### WORK REQUIRED:
Can you find the lines of the listing that include "Length" and copy every one?
:: GIVEN RECORDS ::
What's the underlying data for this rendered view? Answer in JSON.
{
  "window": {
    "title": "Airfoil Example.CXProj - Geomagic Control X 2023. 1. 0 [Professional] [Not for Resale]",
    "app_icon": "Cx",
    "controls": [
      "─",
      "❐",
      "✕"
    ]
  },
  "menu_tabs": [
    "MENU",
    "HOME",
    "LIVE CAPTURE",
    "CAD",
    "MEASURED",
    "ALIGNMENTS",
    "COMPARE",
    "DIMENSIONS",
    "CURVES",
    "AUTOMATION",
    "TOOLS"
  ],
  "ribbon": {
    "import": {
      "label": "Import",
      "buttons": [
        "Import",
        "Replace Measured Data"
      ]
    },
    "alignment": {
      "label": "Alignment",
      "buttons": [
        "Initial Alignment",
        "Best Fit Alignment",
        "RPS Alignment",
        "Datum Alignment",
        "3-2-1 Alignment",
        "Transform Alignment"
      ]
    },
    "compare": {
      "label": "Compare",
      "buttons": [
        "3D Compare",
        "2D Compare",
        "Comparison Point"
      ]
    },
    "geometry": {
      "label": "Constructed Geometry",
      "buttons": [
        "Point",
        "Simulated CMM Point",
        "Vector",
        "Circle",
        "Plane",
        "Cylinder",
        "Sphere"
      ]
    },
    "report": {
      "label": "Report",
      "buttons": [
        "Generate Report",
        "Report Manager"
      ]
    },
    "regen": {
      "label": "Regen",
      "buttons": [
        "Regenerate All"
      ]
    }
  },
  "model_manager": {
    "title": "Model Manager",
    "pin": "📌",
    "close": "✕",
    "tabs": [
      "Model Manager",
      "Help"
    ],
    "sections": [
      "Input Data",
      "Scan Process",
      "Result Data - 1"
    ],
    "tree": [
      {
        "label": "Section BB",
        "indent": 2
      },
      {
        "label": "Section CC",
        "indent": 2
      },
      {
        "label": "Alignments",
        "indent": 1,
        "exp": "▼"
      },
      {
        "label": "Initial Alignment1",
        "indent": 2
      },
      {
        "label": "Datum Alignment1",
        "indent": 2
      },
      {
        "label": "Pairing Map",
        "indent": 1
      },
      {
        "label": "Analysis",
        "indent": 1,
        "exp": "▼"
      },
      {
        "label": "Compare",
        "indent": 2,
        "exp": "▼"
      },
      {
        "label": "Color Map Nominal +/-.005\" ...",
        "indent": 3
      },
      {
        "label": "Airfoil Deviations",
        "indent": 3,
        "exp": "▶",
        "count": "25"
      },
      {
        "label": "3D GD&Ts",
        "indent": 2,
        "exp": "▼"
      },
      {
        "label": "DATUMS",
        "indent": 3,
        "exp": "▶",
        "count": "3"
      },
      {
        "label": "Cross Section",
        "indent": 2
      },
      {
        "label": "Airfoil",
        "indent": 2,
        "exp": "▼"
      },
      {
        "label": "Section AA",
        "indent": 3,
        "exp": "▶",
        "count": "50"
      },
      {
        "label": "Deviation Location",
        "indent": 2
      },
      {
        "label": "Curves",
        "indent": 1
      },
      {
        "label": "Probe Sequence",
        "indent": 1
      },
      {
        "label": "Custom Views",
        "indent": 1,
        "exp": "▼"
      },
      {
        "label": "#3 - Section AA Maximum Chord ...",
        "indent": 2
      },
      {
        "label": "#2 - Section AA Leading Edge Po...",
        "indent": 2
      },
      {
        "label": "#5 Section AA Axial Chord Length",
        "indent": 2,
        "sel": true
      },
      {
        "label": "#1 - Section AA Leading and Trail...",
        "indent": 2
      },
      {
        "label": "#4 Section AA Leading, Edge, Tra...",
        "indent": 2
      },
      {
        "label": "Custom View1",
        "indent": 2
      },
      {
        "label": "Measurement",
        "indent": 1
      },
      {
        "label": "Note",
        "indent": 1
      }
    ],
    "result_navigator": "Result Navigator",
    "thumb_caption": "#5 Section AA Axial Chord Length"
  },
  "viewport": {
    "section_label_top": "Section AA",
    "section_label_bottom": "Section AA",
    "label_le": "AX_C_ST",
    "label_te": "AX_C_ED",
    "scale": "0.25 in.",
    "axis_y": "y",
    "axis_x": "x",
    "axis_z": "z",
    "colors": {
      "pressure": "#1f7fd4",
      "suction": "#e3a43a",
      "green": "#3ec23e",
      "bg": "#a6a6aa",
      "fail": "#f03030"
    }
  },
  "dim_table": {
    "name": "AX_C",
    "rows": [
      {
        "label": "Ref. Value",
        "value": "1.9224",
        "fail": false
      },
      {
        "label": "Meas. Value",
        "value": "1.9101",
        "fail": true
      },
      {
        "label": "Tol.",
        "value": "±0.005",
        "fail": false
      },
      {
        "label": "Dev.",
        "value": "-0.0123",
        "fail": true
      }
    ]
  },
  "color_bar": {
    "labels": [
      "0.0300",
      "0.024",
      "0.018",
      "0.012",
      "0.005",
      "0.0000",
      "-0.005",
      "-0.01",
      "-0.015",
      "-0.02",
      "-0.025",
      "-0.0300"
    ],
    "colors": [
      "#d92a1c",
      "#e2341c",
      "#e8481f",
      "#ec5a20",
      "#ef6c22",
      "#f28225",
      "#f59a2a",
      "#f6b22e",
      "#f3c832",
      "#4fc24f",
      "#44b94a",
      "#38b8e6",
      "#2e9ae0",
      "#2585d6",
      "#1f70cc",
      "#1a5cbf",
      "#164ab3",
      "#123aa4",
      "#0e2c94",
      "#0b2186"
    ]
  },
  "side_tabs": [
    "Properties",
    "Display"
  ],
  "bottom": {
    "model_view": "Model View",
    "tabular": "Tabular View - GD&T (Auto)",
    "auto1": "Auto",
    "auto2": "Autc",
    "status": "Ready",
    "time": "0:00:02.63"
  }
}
:::
### ANSWER BELOW:
        "label": "#5 Section AA Axial Chord Length",
    "thumb_caption": "#5 Section AA Axial Chord Length"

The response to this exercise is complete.